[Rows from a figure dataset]
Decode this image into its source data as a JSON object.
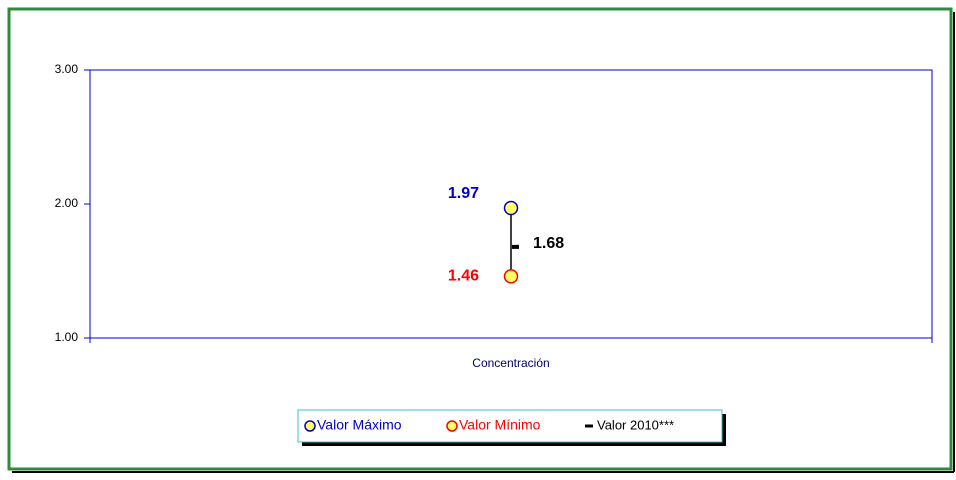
{
  "chart_data": {
    "type": "hilo",
    "x_label": "Concentración",
    "categories": [
      "Concentración"
    ],
    "series": [
      {
        "name": "Valor Máximo",
        "color": "#0000cc",
        "values": [
          1.97
        ]
      },
      {
        "name": "Valor Mínimo",
        "color": "#ff0000",
        "values": [
          1.46
        ]
      },
      {
        "name": "Valor 2010***",
        "color": "#000000",
        "values": [
          1.68
        ]
      }
    ],
    "marker_fill": "#ffff66",
    "ylim": [
      1,
      3
    ],
    "yticks": [
      {
        "value": 1,
        "label": "1.00"
      },
      {
        "value": 2,
        "label": "2.00"
      },
      {
        "value": 3,
        "label": "3.00"
      }
    ],
    "grid": false
  }
}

*WORK REQUIRED*
Look through the records and gather each line with the word "Valor".

*EXERCISE RESPONSE*
        "name": "Valor Máximo",
        "name": "Valor Mínimo",
        "name": "Valor 2010***",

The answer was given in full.